GIVEN REQUEST:
Collect every line below that contains the word "AB量化".

--- Start DATA FOR THIS TASK ---

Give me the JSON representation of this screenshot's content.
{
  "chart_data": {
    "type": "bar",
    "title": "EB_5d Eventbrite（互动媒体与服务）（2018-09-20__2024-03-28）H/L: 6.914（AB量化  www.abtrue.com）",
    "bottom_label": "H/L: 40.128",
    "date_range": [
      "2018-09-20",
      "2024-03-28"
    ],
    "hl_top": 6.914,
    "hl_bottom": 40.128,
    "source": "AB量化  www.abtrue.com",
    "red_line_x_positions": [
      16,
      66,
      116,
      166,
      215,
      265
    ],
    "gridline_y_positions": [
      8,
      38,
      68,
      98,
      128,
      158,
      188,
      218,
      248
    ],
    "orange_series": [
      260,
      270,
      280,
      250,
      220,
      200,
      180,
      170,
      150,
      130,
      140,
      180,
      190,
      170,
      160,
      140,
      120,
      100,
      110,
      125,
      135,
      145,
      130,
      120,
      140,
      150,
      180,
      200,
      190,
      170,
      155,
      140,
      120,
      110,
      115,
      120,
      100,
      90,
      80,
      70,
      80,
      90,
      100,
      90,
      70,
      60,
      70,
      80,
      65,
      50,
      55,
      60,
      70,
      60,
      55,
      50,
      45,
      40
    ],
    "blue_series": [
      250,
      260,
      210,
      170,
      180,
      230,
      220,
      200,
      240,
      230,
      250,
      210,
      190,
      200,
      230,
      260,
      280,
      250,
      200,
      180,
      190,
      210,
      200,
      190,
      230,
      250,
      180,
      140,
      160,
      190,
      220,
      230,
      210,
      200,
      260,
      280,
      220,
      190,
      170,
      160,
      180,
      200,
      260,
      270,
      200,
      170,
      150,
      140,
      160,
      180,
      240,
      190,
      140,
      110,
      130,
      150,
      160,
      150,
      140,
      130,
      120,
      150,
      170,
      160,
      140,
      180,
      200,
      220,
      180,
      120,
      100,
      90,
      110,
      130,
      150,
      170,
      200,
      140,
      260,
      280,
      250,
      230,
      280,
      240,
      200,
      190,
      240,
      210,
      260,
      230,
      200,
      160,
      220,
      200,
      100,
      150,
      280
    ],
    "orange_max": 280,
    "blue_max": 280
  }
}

--- End DATA FOR THIS TASK ---

COMPLETED EXERCISE:
    "title": "EB_5d Eventbrite（互动媒体与服务）（2018-09-20__2024-03-28）H/L: 6.914（AB量化  www.abtrue.com）",
    "source": "AB量化  www.abtrue.com",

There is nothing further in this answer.